-- start of RECORDS SUPPLIED --

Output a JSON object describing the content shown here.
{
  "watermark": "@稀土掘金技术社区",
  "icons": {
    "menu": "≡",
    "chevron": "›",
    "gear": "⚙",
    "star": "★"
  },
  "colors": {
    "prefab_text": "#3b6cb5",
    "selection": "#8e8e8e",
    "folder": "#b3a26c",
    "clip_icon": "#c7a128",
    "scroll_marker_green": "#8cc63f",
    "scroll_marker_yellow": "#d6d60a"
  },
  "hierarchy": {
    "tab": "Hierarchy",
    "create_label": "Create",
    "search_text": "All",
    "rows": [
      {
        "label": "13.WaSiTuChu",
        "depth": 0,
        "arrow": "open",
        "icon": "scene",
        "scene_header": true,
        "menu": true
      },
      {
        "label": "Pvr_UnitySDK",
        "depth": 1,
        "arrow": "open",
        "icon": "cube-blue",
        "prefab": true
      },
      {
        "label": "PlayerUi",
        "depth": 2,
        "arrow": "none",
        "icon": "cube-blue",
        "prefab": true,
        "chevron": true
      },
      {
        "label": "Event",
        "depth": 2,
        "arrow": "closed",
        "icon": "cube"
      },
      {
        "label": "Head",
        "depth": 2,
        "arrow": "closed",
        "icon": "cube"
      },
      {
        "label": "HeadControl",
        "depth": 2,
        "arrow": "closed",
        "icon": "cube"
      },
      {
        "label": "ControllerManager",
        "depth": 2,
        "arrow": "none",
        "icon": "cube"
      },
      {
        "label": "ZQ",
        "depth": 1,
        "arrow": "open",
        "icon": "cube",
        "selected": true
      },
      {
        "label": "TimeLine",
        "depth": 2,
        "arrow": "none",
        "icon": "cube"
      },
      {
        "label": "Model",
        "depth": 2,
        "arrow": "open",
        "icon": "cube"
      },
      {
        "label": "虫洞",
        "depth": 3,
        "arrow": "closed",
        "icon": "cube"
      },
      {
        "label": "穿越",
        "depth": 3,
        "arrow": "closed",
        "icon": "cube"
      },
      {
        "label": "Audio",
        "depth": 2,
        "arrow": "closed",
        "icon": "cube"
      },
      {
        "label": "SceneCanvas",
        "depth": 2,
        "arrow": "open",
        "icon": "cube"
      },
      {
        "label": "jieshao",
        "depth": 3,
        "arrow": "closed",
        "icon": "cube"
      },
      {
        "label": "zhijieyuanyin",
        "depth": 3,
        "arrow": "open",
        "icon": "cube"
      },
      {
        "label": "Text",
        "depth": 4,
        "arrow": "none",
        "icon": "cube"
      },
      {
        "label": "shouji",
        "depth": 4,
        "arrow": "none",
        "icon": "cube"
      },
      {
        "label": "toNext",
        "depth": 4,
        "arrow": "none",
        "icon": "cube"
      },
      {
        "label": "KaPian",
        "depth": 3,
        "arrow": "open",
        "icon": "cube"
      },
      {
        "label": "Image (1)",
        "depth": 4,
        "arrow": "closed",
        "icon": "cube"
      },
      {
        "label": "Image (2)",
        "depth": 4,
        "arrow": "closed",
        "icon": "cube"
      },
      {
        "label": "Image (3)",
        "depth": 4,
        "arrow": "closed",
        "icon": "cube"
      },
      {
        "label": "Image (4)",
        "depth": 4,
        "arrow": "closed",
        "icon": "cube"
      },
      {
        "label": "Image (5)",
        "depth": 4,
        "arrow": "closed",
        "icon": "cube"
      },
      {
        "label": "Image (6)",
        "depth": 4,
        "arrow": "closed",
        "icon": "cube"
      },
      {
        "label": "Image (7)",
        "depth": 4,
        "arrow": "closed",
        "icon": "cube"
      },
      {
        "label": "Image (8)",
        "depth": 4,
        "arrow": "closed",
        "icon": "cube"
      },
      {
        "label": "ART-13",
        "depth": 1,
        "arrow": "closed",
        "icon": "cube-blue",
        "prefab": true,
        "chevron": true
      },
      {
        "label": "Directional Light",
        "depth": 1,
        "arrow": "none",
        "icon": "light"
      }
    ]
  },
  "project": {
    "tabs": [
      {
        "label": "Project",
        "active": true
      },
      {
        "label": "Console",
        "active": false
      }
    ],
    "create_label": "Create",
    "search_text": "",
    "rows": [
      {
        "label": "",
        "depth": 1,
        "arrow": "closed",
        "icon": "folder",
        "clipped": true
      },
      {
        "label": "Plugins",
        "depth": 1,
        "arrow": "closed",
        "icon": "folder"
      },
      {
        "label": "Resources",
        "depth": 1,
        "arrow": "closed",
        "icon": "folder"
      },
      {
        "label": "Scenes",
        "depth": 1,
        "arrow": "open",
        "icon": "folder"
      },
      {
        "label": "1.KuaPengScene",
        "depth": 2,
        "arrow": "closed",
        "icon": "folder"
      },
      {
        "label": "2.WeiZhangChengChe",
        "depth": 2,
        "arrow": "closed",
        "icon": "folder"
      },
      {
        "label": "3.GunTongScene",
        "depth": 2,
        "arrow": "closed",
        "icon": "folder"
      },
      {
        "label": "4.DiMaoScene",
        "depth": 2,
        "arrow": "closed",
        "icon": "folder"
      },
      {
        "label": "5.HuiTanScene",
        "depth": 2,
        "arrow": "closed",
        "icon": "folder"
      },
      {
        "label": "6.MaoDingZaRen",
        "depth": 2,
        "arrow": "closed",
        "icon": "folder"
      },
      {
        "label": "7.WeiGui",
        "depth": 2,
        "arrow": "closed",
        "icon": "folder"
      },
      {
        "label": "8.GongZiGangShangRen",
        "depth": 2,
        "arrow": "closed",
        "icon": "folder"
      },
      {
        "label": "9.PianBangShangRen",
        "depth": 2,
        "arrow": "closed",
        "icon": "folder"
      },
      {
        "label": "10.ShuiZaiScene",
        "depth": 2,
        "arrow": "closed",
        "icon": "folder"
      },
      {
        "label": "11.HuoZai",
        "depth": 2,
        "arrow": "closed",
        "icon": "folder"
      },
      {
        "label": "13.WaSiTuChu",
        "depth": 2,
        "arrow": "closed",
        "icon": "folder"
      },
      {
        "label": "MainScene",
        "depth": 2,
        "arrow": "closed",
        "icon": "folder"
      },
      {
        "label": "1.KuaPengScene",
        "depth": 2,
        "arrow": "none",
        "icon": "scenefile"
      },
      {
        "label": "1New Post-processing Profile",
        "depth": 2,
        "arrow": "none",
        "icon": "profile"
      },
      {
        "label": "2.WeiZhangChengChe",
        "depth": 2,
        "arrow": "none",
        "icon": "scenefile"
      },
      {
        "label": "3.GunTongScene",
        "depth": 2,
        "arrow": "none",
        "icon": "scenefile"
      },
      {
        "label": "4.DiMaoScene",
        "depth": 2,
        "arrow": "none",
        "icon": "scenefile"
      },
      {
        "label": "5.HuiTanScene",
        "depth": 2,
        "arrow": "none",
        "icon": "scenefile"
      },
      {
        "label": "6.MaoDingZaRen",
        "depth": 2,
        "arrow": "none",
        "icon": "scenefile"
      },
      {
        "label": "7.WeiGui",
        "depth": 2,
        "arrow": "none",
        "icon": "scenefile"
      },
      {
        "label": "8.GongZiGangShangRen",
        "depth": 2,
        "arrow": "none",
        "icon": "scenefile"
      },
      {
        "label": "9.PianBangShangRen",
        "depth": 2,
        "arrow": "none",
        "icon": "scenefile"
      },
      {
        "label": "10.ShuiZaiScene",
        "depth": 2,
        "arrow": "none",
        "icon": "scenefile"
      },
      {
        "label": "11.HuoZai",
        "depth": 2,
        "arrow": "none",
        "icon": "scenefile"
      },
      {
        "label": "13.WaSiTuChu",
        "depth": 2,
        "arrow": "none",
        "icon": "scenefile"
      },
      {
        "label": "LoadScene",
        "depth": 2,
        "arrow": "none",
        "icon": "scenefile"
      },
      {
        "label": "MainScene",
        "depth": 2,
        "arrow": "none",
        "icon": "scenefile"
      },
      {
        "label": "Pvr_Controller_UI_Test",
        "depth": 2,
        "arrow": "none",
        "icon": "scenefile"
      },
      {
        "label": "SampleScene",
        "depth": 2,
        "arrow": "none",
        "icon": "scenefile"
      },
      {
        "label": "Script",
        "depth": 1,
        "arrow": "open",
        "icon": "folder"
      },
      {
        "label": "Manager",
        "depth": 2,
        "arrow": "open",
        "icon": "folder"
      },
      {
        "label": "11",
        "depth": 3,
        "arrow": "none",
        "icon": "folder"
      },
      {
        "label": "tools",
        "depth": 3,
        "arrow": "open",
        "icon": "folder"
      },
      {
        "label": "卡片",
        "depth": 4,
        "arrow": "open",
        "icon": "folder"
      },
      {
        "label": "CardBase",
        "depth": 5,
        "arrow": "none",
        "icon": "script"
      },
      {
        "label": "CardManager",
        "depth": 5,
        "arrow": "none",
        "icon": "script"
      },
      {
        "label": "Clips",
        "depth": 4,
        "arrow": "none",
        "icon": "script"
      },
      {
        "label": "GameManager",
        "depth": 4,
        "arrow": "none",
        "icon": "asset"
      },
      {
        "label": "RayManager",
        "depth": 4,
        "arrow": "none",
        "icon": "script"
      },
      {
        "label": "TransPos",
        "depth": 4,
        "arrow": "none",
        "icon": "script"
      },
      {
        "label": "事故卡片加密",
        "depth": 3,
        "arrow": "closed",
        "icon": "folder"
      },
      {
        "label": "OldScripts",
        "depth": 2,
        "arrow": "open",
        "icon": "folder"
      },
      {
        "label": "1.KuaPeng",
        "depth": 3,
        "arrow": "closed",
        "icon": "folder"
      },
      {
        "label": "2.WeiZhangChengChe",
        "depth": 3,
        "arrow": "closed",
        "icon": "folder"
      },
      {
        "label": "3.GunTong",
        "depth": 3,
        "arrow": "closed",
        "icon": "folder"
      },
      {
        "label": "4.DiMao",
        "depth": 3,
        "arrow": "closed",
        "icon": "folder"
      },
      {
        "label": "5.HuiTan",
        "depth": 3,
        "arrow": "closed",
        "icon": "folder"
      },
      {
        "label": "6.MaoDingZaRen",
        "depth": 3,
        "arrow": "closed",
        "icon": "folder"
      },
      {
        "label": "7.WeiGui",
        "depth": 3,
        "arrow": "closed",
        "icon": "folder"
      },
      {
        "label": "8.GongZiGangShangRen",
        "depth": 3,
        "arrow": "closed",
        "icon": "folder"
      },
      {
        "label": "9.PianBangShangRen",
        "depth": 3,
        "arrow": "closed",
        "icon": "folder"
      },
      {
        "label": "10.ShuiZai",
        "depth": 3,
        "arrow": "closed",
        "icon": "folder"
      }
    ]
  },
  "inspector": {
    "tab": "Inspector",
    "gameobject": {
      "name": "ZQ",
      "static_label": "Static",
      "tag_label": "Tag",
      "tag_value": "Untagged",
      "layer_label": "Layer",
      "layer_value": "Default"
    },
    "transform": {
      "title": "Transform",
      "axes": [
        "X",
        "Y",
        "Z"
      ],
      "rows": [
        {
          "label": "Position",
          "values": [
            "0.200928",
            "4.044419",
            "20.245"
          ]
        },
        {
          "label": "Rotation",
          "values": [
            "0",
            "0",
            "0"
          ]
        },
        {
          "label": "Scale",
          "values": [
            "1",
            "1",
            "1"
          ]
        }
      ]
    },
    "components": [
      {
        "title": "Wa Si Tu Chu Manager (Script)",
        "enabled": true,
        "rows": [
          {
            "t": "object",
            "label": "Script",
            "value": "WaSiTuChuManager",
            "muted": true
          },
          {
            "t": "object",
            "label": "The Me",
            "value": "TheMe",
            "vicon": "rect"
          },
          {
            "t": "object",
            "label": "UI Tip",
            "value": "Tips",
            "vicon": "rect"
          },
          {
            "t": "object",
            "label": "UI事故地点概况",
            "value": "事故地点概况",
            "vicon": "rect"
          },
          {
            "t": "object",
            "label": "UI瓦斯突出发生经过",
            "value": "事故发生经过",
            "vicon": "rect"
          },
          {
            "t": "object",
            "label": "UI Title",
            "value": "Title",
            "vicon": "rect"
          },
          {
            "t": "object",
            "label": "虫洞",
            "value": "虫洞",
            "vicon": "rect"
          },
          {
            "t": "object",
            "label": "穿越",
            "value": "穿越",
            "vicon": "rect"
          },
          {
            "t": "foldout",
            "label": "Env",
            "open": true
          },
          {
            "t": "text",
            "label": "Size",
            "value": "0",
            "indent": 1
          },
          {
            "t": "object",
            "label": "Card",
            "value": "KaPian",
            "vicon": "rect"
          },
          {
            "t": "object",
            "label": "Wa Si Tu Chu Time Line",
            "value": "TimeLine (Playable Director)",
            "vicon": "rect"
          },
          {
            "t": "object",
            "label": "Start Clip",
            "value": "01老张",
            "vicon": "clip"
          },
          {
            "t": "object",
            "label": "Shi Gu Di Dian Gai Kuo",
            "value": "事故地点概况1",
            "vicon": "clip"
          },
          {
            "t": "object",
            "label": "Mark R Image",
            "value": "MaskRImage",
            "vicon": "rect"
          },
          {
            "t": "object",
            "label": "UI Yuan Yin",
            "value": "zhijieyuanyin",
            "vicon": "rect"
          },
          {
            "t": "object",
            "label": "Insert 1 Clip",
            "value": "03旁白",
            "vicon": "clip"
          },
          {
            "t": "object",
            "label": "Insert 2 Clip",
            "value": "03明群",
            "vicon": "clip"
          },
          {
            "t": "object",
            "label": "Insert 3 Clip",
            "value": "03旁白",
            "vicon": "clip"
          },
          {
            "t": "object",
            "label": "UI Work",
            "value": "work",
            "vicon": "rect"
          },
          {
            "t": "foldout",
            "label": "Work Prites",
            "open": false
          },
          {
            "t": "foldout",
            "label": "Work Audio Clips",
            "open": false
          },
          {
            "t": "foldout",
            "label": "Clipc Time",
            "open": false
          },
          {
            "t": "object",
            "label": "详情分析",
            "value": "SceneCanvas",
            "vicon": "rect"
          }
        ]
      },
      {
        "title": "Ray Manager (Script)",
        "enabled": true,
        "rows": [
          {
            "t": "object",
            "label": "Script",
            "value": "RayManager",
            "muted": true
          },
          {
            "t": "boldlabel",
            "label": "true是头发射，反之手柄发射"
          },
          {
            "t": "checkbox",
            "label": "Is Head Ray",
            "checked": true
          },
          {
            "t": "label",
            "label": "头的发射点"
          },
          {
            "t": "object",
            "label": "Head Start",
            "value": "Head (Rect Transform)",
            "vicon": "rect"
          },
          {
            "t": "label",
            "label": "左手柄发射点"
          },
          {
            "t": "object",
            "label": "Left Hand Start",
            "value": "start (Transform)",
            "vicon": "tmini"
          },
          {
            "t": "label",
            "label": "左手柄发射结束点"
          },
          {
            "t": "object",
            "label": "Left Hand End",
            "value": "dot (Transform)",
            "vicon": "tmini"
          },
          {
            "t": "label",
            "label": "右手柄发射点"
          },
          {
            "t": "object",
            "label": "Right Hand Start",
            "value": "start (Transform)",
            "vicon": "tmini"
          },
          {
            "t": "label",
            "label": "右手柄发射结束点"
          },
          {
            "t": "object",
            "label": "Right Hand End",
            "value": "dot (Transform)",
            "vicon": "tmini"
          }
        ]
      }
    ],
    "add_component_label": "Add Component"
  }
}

-- end of RECORDS SUPPLIED --

Which lines contain the word "RayManager"? Copy each one.

        "label": "RayManager",
            "value": "RayManager",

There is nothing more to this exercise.